> [Exercise requirements]
Look through the lines of the material and count those containing "this". Give that count alone.

> [Supplied data]
--- Begin ---

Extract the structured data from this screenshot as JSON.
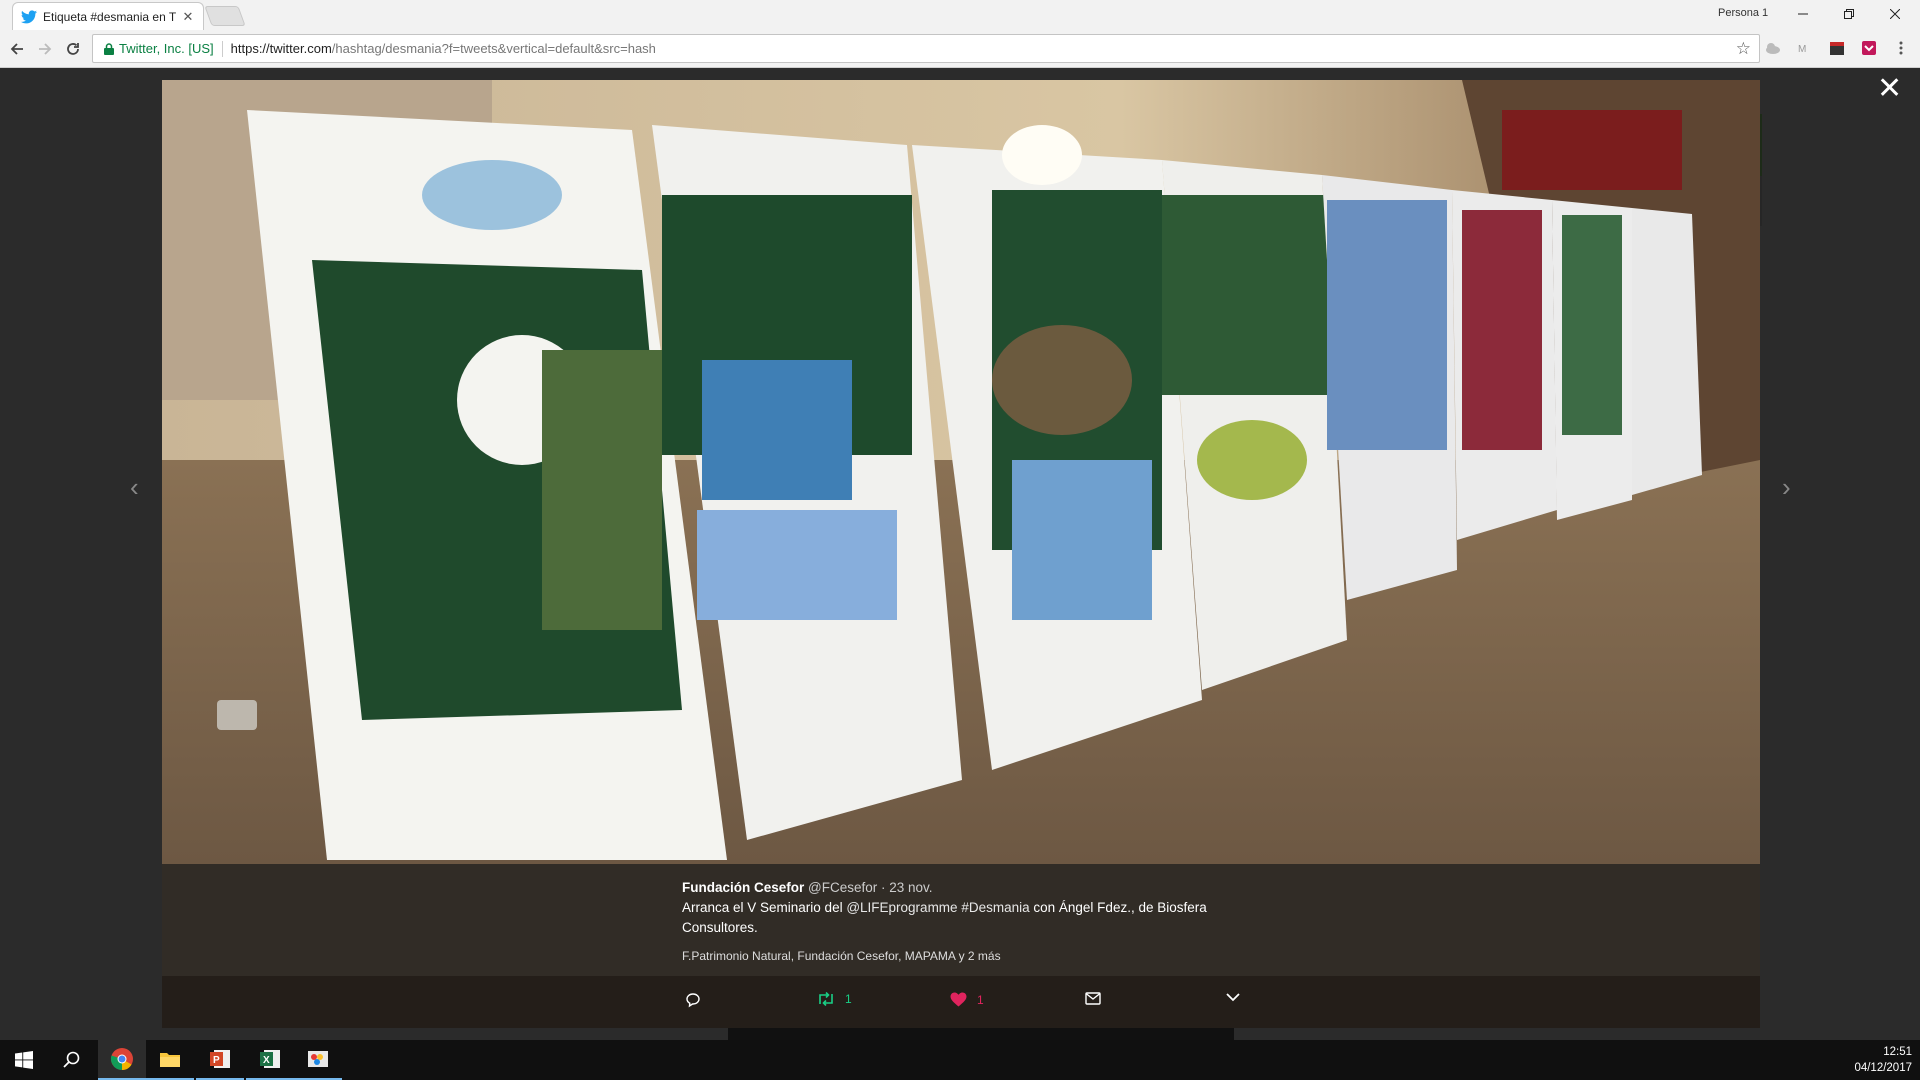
{
  "browser": {
    "tab_title": "Etiqueta #desmania en T",
    "tab_close": "✕",
    "profile": "Persona 1",
    "site_identity": "Twitter, Inc. [US]",
    "url_host": "https://twitter.com",
    "url_path": "/hashtag/desmania?f=tweets&vertical=default&src=hash"
  },
  "viewer": {
    "close_glyph": "✕",
    "prev_glyph": "‹",
    "next_glyph": "›"
  },
  "tweet": {
    "author": "Fundación Cesefor",
    "handle": "@FCesefor",
    "date": "· 23 nov.",
    "text_before": "Arranca el V Seminario del ",
    "mention": "@LIFEprogramme",
    "hashtag": "#Desmania",
    "text_after": " con Ángel Fdez., de Biosfera Consultores.",
    "tagged": "F.Patrimonio Natural, Fundación Cesefor, MAPAMA y 2 más",
    "retweet_count": "1",
    "like_count": "1"
  },
  "colors": {
    "retweet": "#19cf86",
    "like": "#e0245e",
    "site_identity": "#0b8043"
  },
  "taskbar": {
    "time": "12:51",
    "date": "04/12/2017",
    "apps": [
      "start-icon",
      "search-icon",
      "chrome-icon",
      "file-explorer-icon",
      "powerpoint-icon",
      "excel-icon",
      "paint-icon"
    ]
  }
}
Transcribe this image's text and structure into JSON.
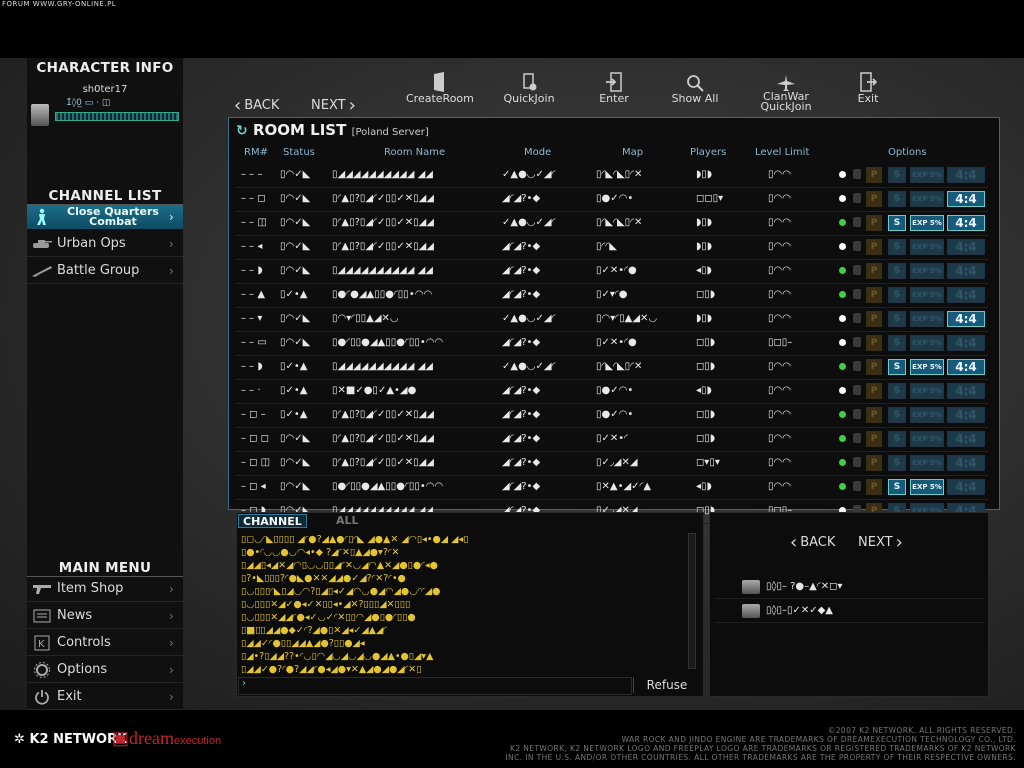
{
  "forum_watermark": "FORUM WWW.GRY-ONLINE.PL",
  "character": {
    "title": "CHARACTER INFO",
    "name": "sh0ter17",
    "stats": "1̂◊0̲ ▭ · ◫"
  },
  "channels": {
    "title": "CHANNEL LIST",
    "items": [
      {
        "label": "Close Quarters Combat",
        "active": true
      },
      {
        "label": "Urban Ops",
        "active": false
      },
      {
        "label": "Battle Group",
        "active": false
      }
    ]
  },
  "main_menu": {
    "title": "MAIN MENU",
    "items": [
      {
        "label": "Item Shop",
        "icon": "gun-icon"
      },
      {
        "label": "News",
        "icon": "news-icon"
      },
      {
        "label": "Controls",
        "icon": "keyboard-icon"
      },
      {
        "label": "Options",
        "icon": "gear-icon"
      },
      {
        "label": "Exit",
        "icon": "power-icon"
      }
    ]
  },
  "toolbar": {
    "back": "BACK",
    "next": "NEXT",
    "create_room": "CreateRoom",
    "quick_join": "QuickJoin",
    "enter": "Enter",
    "show_all": "Show All",
    "clanwar_1": "ClanWar",
    "clanwar_2": "QuickJoin",
    "exit": "Exit"
  },
  "room_list": {
    "title": "ROOM LIST",
    "server": "[Poland Server]",
    "columns": [
      "RM#",
      "Status",
      "Room Name",
      "Mode",
      "Map",
      "Players",
      "Level Limit",
      "Options"
    ],
    "rows": [
      {
        "rm": "– – –",
        "status": "▯◠✓◣",
        "name": "▯◢◢◢◢◢◢◢◢◢◢ ◢◢",
        "mode": "✓▲●◡✓◢◜",
        "map": "▯◜◣◜◣▯◜✕",
        "players": "◗▯◗",
        "level": "▯◠◠",
        "dot": "#ffffff",
        "s": false,
        "exp": false,
        "n": false
      },
      {
        "rm": "– – ◻",
        "status": "▯◠✓◣",
        "name": "▯◜▲▯?▯◢◜✓▯▯✓✕▯◢◢",
        "mode": "◢◜◢?•◆",
        "map": "▯●✓◠•",
        "players": "◻◻▯▾",
        "level": "▯◠◠",
        "dot": "#ffffff",
        "s": false,
        "exp": false,
        "n": true
      },
      {
        "rm": "– – ◫",
        "status": "▯◠✓◣",
        "name": "▯◜▲▯?▯◢◜✓▯▯✓✕▯◢◢",
        "mode": "✓▲●◡✓◢◜",
        "map": "▯◜◣◜◣▯◜✕",
        "players": "◗▯◗",
        "level": "▯◠◠",
        "dot": "#44cc44",
        "s": true,
        "exp": true,
        "n": true
      },
      {
        "rm": "– – ◂",
        "status": "▯◠✓◣",
        "name": "▯◜▲▯?▯◢◜✓▯▯✓✕▯◢◢",
        "mode": "◢◜◢?•◆",
        "map": "▯◜◜◣",
        "players": "◗▯◗",
        "level": "▯◠◠",
        "dot": "#ffffff",
        "s": false,
        "exp": false,
        "n": false
      },
      {
        "rm": "– – ◗",
        "status": "▯◠✓◣",
        "name": "▯◢◢◢◢◢◢◢◢◢◢ ◢◢",
        "mode": "◢◜◢?•◆",
        "map": "▯✓✕•◜●",
        "players": "◂▯◗",
        "level": "▯◠◠",
        "dot": "#44cc44",
        "s": false,
        "exp": false,
        "n": false
      },
      {
        "rm": "– – ▲",
        "status": "▯✓•▲",
        "name": "▯●◜●◢▲▯▯●◜▯▯•◠◠",
        "mode": "◢◜◢?•◆",
        "map": "▯✓▾◜●",
        "players": "◻▯◗",
        "level": "▯◠◠",
        "dot": "#44cc44",
        "s": false,
        "exp": false,
        "n": false
      },
      {
        "rm": "– – ▾",
        "status": "▯◠✓◣",
        "name": "▯◠▾◜▯▯▲◢✕◡",
        "mode": "✓▲●◡✓◢◜",
        "map": "▯◠▾◜▯▲◢✕◡",
        "players": "◗▯◗",
        "level": "▯◠◠",
        "dot": "#ffffff",
        "s": false,
        "exp": false,
        "n": true
      },
      {
        "rm": "– – ▭",
        "status": "▯◠✓◣",
        "name": "▯●◜▯▯●◢▲▯▯●◜▯▯•◠◠",
        "mode": "◢◜◢?•◆",
        "map": "▯✓✕•◜●",
        "players": "◻▯◗",
        "level": "▯◻▯–",
        "dot": "#ffffff",
        "s": false,
        "exp": false,
        "n": false
      },
      {
        "rm": "– – ◗",
        "status": "▯✓•▲",
        "name": "▯◢◢◢◢◢◢◢◢◢◢ ◢◢",
        "mode": "✓▲●◡✓◢◜",
        "map": "▯◜◣◜◣▯◜✕",
        "players": "◻▯◗",
        "level": "▯◠◠",
        "dot": "#44cc44",
        "s": true,
        "exp": true,
        "n": true
      },
      {
        "rm": "– – ·",
        "status": "▯✓•▲",
        "name": "▯✕■✓●▯✓▲•◢●",
        "mode": "◢◜◢?•◆",
        "map": "▯●✓◠•",
        "players": "◂▯◗",
        "level": "▯◠◠",
        "dot": "#ffffff",
        "s": false,
        "exp": false,
        "n": false
      },
      {
        "rm": "– ◻ –",
        "status": "▯✓•▲",
        "name": "▯◜▲▯?▯◢◜✓▯▯✓✕▯◢◢",
        "mode": "◢◜◢?•◆",
        "map": "▯●✓◠•",
        "players": "◻▯◗",
        "level": "▯◠◠",
        "dot": "#44cc44",
        "s": false,
        "exp": false,
        "n": false
      },
      {
        "rm": "– ◻ ◻",
        "status": "▯◠✓◣",
        "name": "▯◜▲▯?▯◢◜✓▯▯✓✕▯◢◢",
        "mode": "◢◜◢?•◆",
        "map": "▯✓✕•◜",
        "players": "◻▯◗",
        "level": "▯◠◠",
        "dot": "#44cc44",
        "s": false,
        "exp": false,
        "n": false
      },
      {
        "rm": "– ◻ ◫",
        "status": "▯◠✓◣",
        "name": "▯◜▲▯?▯◢◜✓▯▯✓✕▯◢◢",
        "mode": "◢◜◢?•◆",
        "map": "▯✓◞◢✕◢",
        "players": "◻▾▯▾",
        "level": "▯◠◠",
        "dot": "#44cc44",
        "s": false,
        "exp": false,
        "n": false
      },
      {
        "rm": "– ◻ ◂",
        "status": "▯◠✓◣",
        "name": "▯●◜▯▯●◢▲▯▯●◜▯▯•◠◠",
        "mode": "◢◜◢?•◆",
        "map": "▯✕▲•◢✓◜▲",
        "players": "◂▯◗",
        "level": "▯◠◠",
        "dot": "#44cc44",
        "s": true,
        "exp": true,
        "n": false
      },
      {
        "rm": "– ◻ ◗",
        "status": "▯◠✓◣",
        "name": "▯◢◢◢◢◢◢◢◢◢◢ ◢◢",
        "mode": "◢◜◢?•◆",
        "map": "▯✓◞◢✕◢",
        "players": "◻▯◗",
        "level": "▯◻▯–",
        "dot": "#ffffff",
        "s": false,
        "exp": false,
        "n": false
      }
    ],
    "opt_s": "S",
    "opt_exp": "EXP 5%",
    "opt_n": "4:4",
    "opt_p": "P"
  },
  "chat": {
    "tab_channel": "CHANNEL",
    "tab_all": "ALL",
    "lines": [
      "▯◻◡◜◣▯▯▯▯ ◢◜●?◢▲●◜▯◜◣ ◢●▲✕ ◢◠▯◂•●◢ ◢◂▯",
      "▯●•◜◡◡●◡◠◂•◆ ?◢◜✕▯▲◢●▾?◜✕",
      "▯◢◢▯◂◢✕◢◠▯◡◡▯▯◢◜✕◡◢◠▲✕◢●▯●◜◂●",
      "▯?•◣▯▯▯?◜●◣●✕✕◢◢●✓◢?◜✕?◜•●",
      "▯◡▯▯▯◜◣▯◢◡◠?▯◢▯◂✓◢◠◡●◢◠◢●◡◜◜◢●",
      "▯◡▯▯▯✕◢✓●◂✓✕▯▯◂•◢✕?▯▯▯◢✕▯▯▯",
      "▯◡▯▯▯✕◢◢◜●◂✓◡✓◜✕▯▯◠◢●▯●◜▯▯●",
      "▯■▯▯◢◢●◆✓◜?◢●▯✕◢◂✓◢▲◢◜",
      "▯◢◢✓◜●▯▯◢◢▲◢●?▯▯●◢◂",
      "▯◢•?▯◢◢??•◜◡▯◠◢◡◢◡◢◡●◢▲•●▯◢▾▲",
      "▯◢◢✓●?◜●?◢◢◜●◂◢●▾✕▲◢●◢●◢◜✕▯"
    ],
    "input_prompt": "›",
    "refuse": "Refuse"
  },
  "mini_panel": {
    "back": "BACK",
    "next": "NEXT",
    "users": [
      {
        "name": "▯◊▯– ?●–▲◜✕◻▾"
      },
      {
        "name": "▯◊▯–▯✓✕✓◆▲"
      }
    ]
  },
  "footer": {
    "k2": "K2 NETWORK",
    "dream": "dream",
    "dream_suffix": "execution",
    "legal_1": "©2007 K2 NETWORK. ALL RIGHTS RESERVED.",
    "legal_2": "WAR ROCK AND JINDO ENGINE ARE TRADEMARKS OF DREAMEXECUTION TECHNOLOGY CO., LTD.",
    "legal_3": "K2 NETWORK, K2 NETWORK LOGO AND FREEPLAY LOGO ARE TRADEMARKS OR REGISTERED TRADEMARKS OF K2 NETWORK",
    "legal_4": "INC. IN THE U.S. AND/OR OTHER COUNTRIES. ALL OTHER TRADEMARKS ARE THE PROPERTY OF THEIR RESPECTIVE OWNERS."
  },
  "colors": {
    "accent": "#2b7a9a",
    "chat_text": "#e3c430",
    "online_dot": "#44cc44",
    "brand_red": "#c2262e"
  }
}
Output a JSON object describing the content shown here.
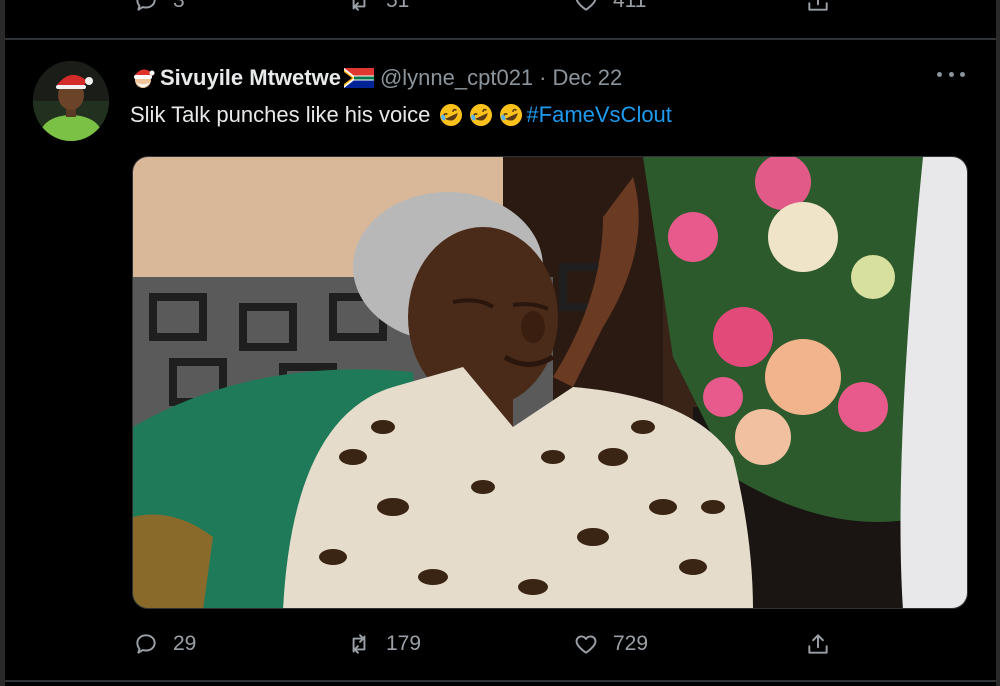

--- End ---

> [Solved exercise]
2